Collect all lines from the records below that include the word "mmol".

Saved data entries
════════════════

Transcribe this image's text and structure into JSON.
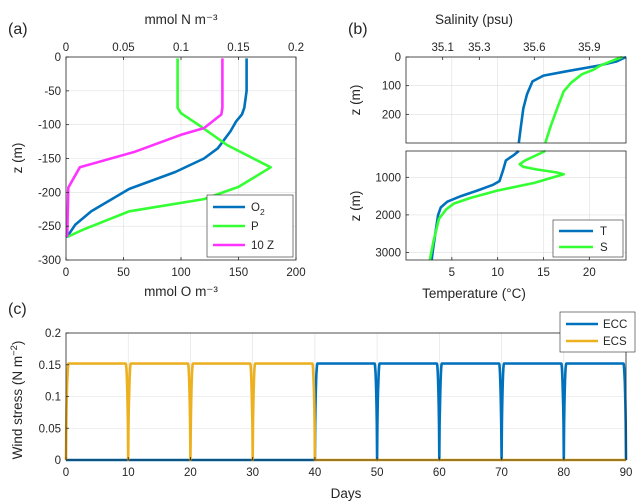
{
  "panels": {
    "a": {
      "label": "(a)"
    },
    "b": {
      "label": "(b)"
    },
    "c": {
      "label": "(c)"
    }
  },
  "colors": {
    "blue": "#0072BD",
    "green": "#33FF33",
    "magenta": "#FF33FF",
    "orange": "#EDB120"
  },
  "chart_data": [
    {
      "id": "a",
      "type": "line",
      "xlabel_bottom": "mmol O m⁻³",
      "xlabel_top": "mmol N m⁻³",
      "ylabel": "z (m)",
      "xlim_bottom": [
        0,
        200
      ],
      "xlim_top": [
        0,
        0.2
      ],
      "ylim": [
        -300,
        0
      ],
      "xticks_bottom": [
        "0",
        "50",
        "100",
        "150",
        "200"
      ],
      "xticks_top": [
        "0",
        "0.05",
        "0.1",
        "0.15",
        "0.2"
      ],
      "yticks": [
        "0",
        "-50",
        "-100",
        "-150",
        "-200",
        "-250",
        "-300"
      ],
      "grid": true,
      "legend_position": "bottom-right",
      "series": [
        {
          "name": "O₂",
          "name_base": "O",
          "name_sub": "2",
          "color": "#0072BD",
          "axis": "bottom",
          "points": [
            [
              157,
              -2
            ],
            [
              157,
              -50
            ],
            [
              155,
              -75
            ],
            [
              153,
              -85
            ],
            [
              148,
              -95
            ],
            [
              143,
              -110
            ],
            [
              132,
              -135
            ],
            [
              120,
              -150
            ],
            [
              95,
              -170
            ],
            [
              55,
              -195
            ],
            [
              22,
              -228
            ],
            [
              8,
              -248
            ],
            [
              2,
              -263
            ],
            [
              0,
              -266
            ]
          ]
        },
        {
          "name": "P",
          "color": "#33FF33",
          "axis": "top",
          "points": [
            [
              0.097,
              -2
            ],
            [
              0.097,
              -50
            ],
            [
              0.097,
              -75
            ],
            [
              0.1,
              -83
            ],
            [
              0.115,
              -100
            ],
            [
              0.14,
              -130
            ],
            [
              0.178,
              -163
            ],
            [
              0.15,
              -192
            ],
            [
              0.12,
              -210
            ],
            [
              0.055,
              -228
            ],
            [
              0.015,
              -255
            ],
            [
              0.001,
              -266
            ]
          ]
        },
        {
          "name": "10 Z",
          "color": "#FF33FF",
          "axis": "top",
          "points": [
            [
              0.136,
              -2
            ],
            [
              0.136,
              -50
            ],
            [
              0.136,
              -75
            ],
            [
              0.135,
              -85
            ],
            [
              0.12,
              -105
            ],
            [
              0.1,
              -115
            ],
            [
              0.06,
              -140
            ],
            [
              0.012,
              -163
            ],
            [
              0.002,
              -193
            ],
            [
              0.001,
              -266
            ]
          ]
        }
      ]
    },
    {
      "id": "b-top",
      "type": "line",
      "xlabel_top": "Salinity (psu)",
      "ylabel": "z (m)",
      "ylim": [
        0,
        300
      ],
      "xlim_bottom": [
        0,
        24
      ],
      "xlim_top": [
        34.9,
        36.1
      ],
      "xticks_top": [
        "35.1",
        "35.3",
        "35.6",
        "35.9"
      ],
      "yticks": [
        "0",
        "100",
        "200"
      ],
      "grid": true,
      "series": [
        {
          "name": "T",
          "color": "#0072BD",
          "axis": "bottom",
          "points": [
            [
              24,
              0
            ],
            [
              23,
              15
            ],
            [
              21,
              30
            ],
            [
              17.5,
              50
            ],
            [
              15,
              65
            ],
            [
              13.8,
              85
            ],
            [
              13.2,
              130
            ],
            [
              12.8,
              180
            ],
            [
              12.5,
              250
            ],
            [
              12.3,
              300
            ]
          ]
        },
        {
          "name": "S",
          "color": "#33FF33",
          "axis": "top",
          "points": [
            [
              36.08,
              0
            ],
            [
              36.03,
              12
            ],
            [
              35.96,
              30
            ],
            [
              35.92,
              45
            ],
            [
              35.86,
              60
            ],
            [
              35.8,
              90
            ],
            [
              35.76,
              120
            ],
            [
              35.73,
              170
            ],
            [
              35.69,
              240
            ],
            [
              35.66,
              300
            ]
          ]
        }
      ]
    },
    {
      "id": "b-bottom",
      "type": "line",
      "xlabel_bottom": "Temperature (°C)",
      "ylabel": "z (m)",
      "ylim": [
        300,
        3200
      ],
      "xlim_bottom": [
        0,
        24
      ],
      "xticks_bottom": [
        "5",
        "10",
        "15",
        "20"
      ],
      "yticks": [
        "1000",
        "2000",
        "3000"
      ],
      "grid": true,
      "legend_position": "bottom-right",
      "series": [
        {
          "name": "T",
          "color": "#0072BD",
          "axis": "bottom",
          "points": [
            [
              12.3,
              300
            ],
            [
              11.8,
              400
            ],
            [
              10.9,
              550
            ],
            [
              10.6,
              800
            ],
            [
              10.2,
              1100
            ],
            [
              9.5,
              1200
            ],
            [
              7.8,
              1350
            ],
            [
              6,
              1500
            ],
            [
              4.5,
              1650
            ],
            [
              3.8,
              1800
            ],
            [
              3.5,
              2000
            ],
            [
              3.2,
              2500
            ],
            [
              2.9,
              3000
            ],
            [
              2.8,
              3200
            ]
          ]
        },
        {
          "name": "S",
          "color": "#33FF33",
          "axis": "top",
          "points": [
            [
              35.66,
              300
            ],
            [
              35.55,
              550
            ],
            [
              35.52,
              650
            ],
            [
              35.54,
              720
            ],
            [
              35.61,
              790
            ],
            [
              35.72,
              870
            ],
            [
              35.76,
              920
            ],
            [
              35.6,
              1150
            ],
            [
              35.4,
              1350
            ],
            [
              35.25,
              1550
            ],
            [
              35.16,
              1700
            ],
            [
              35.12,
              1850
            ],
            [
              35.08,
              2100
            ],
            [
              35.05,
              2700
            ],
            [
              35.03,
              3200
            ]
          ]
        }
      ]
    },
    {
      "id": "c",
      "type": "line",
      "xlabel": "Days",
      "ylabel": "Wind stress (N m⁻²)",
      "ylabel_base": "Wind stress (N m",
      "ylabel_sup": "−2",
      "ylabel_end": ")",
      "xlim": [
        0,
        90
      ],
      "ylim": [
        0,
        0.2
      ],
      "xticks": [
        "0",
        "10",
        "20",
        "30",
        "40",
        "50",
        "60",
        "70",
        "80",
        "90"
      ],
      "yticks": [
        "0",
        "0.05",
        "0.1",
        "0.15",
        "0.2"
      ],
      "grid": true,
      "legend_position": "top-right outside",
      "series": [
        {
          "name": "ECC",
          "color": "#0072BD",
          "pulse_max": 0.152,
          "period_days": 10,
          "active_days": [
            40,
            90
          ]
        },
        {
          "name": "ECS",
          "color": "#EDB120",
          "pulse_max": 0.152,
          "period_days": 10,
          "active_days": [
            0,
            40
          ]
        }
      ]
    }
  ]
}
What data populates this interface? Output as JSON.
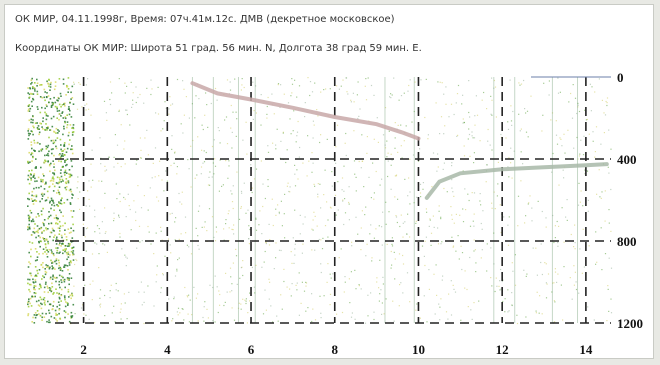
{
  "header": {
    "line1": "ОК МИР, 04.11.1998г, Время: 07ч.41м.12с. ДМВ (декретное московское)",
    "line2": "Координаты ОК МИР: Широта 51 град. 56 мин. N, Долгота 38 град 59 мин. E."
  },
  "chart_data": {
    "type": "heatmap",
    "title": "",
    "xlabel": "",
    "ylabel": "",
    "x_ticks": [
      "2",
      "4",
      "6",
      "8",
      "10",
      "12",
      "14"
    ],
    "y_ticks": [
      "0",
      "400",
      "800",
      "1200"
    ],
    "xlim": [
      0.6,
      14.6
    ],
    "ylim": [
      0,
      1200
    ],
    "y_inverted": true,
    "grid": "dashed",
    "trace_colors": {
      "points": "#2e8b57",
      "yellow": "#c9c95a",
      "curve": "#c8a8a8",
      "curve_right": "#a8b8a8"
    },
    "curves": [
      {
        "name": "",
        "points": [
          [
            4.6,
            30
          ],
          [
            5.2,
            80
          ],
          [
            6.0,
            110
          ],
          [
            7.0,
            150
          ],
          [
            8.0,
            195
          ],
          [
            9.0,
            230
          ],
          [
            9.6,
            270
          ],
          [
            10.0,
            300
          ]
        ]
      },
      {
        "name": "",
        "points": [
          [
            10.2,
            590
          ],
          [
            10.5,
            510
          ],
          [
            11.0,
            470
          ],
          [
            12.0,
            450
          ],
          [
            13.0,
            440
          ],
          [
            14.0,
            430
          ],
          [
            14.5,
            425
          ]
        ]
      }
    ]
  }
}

════════════════

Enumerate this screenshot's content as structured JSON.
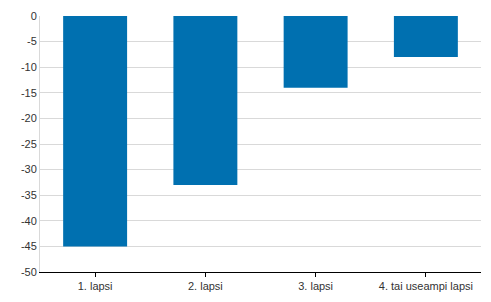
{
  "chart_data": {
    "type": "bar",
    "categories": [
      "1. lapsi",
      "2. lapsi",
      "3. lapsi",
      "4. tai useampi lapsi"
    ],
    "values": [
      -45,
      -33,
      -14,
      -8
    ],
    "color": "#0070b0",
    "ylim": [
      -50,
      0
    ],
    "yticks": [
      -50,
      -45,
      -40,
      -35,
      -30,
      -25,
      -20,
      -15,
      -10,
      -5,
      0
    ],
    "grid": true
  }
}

════════════════

→ Solution to this exercise
      "xlabel_bottom": "mmol O m⁻³",
      "xlabel_top": "mmol N m⁻³",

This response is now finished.